>> BEGIN

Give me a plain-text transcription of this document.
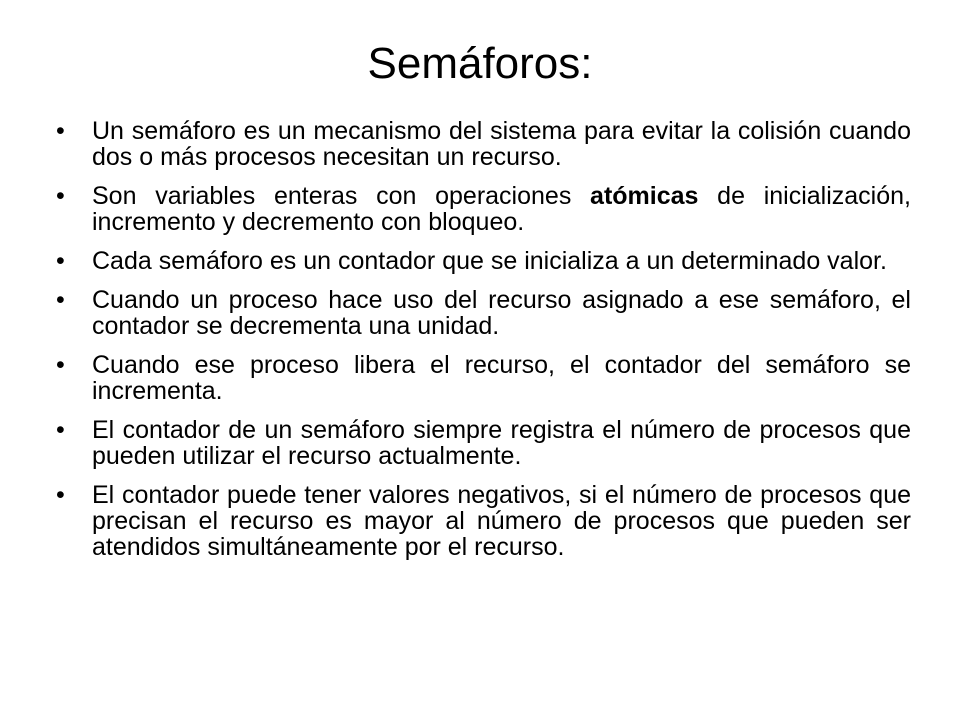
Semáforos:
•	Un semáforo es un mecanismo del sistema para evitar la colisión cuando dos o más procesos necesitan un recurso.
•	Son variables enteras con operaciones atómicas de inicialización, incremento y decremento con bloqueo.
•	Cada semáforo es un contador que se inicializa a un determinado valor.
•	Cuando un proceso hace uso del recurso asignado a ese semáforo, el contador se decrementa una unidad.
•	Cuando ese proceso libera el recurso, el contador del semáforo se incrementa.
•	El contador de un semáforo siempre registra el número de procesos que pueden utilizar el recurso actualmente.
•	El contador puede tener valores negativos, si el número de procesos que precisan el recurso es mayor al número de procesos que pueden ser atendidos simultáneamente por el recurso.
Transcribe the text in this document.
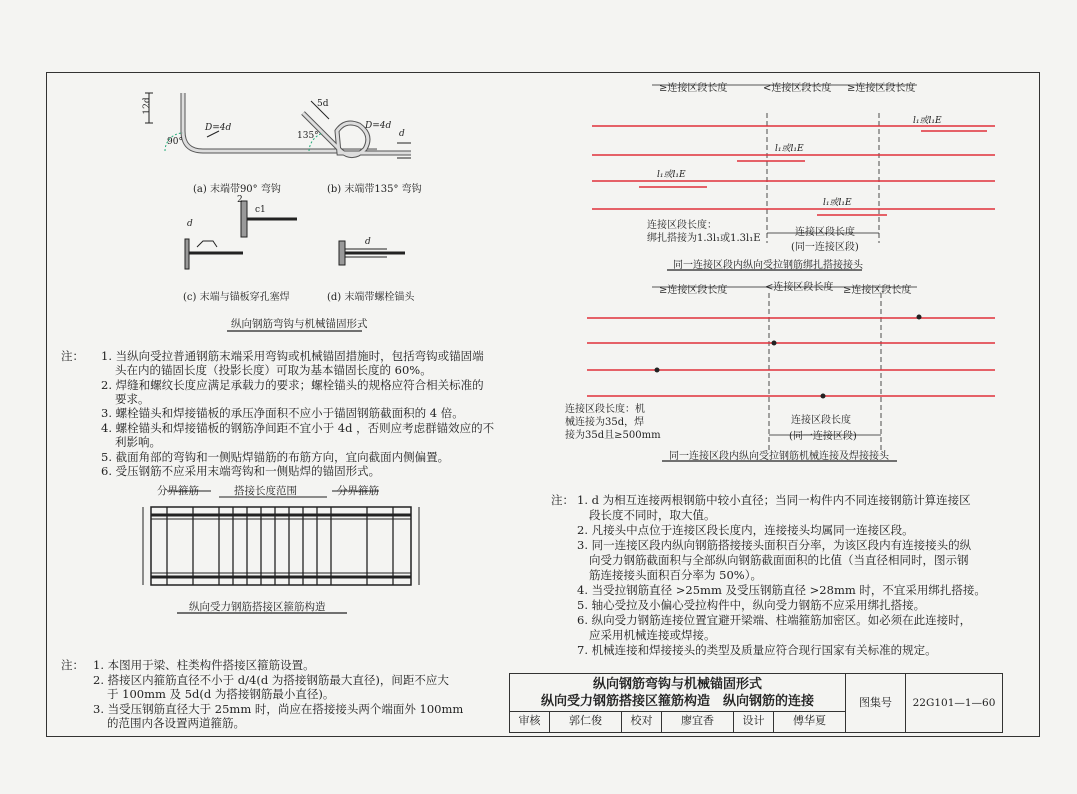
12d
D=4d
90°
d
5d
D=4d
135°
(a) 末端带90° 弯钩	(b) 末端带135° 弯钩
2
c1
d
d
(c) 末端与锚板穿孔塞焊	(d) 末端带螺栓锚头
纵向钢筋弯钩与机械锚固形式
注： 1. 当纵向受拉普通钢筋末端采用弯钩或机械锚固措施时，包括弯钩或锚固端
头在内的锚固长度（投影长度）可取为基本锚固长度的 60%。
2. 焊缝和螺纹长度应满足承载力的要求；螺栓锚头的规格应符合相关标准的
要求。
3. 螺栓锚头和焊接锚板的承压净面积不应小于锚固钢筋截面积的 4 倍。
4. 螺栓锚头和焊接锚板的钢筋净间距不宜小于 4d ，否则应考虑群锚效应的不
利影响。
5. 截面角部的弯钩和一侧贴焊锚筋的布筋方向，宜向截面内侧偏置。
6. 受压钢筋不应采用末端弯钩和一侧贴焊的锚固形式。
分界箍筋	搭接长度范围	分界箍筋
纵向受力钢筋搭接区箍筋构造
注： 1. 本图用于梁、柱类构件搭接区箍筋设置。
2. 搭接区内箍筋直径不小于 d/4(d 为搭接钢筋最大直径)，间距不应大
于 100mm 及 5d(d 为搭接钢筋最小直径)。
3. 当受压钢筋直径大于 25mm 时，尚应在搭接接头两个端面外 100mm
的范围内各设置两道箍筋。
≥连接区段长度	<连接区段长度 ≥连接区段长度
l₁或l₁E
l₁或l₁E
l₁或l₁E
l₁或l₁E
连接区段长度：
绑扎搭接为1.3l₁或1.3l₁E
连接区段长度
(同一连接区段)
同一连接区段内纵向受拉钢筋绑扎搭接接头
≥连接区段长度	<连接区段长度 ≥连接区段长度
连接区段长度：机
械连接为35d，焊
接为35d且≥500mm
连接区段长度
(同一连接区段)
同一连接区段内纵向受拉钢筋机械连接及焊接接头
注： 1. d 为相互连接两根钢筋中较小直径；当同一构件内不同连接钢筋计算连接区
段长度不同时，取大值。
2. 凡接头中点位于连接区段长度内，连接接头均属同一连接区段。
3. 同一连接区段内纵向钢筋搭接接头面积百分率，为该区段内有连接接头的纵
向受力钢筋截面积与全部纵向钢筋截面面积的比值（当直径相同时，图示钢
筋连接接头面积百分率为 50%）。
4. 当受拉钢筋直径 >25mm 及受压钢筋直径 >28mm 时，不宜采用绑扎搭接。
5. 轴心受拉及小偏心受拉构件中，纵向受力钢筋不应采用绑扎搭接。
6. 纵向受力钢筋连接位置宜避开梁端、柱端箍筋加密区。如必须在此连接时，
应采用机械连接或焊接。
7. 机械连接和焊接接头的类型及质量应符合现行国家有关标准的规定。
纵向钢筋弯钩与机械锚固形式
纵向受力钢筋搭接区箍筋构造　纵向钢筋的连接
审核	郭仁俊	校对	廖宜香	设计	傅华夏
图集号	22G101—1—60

>> END
>> BEGIN

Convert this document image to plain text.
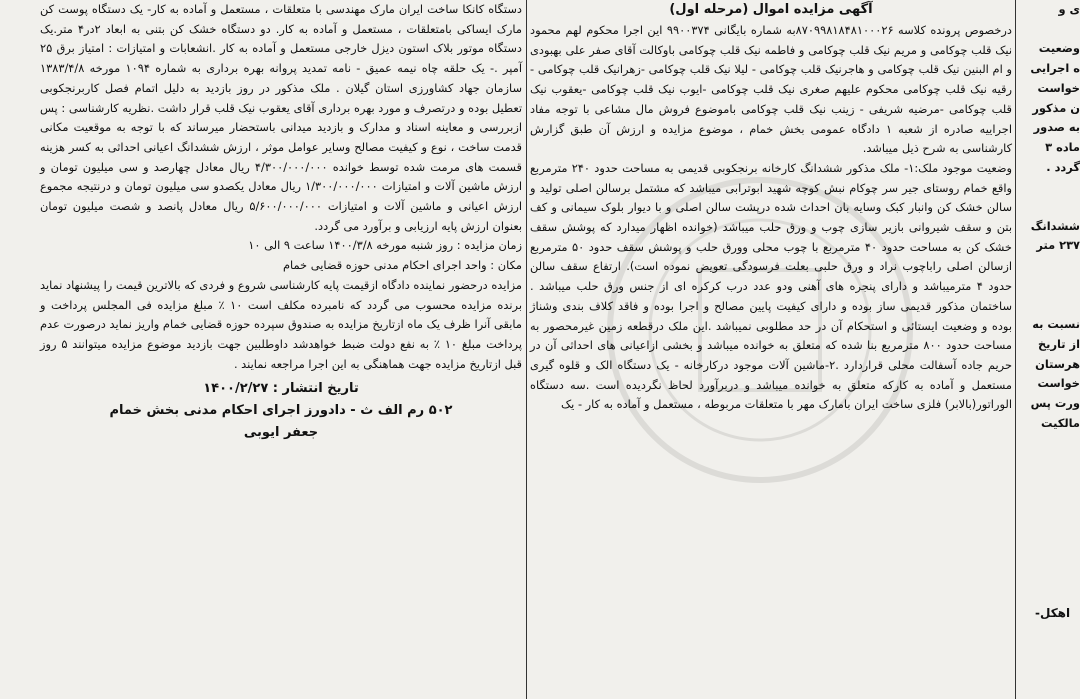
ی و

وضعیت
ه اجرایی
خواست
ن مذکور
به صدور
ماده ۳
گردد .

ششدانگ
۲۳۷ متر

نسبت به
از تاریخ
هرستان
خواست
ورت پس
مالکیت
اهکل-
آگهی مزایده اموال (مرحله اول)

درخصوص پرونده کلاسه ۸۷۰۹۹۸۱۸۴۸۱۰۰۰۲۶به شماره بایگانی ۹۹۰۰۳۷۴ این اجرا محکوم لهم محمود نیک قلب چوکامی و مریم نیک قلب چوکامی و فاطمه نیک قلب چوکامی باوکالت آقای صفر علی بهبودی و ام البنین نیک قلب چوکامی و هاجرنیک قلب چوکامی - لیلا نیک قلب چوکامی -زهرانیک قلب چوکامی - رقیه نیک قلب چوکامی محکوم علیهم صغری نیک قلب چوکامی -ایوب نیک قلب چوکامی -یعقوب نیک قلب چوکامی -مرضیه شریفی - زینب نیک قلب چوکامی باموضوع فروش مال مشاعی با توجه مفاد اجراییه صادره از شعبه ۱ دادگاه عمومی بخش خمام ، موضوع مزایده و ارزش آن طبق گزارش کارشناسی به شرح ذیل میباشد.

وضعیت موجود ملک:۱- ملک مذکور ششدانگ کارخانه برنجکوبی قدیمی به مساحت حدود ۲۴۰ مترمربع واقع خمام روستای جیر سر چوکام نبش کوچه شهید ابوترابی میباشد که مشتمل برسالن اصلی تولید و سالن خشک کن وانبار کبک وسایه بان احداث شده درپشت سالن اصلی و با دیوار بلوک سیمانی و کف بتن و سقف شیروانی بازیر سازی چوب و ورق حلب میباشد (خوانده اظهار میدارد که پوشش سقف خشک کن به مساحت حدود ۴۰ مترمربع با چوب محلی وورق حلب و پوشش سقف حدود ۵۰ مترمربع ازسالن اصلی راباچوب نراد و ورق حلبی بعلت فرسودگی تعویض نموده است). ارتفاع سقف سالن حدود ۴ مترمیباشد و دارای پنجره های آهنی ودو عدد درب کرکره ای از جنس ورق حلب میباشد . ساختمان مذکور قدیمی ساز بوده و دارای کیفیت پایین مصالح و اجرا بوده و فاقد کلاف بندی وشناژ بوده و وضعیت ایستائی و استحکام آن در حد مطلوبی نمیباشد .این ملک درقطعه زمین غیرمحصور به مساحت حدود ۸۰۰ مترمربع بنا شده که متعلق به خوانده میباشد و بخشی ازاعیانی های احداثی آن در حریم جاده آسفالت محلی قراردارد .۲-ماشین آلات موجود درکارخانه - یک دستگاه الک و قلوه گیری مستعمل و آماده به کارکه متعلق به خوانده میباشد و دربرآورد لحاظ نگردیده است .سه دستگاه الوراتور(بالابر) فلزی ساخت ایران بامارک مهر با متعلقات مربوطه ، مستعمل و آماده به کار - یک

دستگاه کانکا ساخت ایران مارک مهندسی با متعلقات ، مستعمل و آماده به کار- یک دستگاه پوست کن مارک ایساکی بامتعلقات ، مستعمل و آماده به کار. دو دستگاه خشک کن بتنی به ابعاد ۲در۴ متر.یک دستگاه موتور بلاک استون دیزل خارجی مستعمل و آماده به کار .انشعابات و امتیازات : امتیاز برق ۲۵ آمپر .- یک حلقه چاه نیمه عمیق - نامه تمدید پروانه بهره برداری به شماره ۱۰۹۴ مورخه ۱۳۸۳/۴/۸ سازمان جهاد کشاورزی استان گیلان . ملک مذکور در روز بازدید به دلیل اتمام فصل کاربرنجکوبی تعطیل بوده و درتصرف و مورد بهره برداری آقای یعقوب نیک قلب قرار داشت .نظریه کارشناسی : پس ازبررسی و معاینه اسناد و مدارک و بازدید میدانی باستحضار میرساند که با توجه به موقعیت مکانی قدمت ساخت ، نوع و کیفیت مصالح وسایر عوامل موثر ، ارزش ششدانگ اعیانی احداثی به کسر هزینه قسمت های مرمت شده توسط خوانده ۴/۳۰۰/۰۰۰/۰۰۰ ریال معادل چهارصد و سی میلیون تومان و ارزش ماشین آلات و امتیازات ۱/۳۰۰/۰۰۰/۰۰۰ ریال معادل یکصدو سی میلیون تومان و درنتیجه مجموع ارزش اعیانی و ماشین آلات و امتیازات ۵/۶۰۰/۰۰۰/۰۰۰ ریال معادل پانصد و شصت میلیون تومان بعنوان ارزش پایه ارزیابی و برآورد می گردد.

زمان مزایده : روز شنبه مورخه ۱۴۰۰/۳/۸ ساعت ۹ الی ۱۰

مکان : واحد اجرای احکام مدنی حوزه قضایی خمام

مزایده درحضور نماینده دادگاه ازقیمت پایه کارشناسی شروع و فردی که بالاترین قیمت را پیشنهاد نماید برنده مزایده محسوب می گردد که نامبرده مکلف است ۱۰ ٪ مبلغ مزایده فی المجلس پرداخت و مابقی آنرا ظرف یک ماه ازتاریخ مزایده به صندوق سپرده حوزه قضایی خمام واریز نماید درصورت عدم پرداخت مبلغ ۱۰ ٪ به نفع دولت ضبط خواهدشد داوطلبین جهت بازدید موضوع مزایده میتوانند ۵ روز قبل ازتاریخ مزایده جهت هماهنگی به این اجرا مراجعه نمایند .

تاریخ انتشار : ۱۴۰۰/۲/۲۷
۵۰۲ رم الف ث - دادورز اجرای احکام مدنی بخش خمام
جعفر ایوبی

>> END
>> BEGIN

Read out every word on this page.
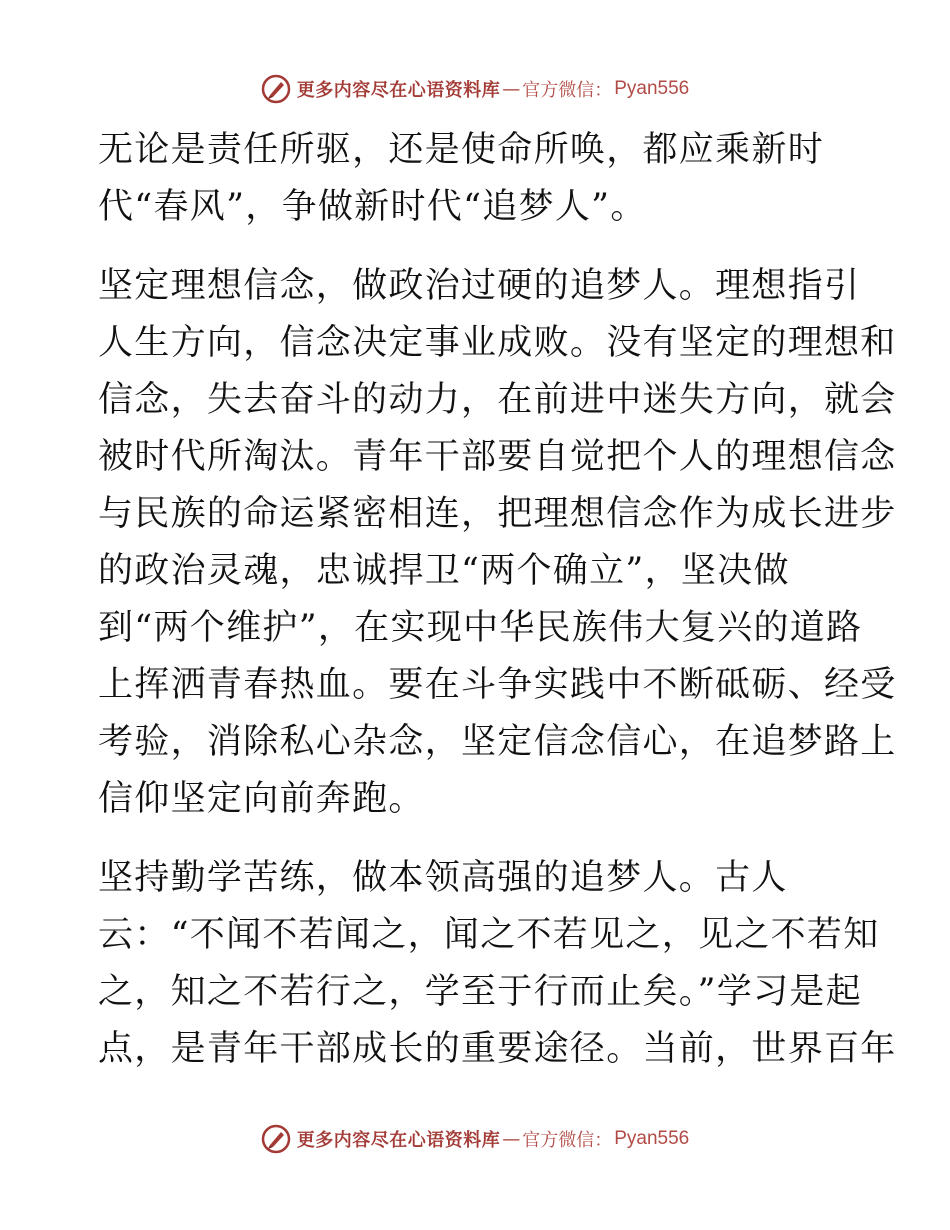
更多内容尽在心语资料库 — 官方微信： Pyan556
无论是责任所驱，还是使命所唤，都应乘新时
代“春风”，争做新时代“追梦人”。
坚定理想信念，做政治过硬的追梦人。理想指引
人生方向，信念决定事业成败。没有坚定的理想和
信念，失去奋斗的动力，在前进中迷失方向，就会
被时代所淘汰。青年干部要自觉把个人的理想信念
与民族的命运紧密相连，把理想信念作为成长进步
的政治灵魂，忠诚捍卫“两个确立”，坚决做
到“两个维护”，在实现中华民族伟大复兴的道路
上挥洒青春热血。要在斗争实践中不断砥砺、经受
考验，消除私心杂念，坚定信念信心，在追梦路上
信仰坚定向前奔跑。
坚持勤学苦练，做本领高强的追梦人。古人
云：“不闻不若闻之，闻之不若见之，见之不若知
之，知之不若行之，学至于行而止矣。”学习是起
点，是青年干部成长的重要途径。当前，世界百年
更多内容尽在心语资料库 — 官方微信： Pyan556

>> END

**SET PROBLEM**
Pull out each line of the records holding the string "احکام".

**OUTPUT**
مکان : واحد اجرای احکام مدنی حوزه قضایی خمام
۵۰۲ رم الف ث - دادورز اجرای احکام مدنی بخش خمام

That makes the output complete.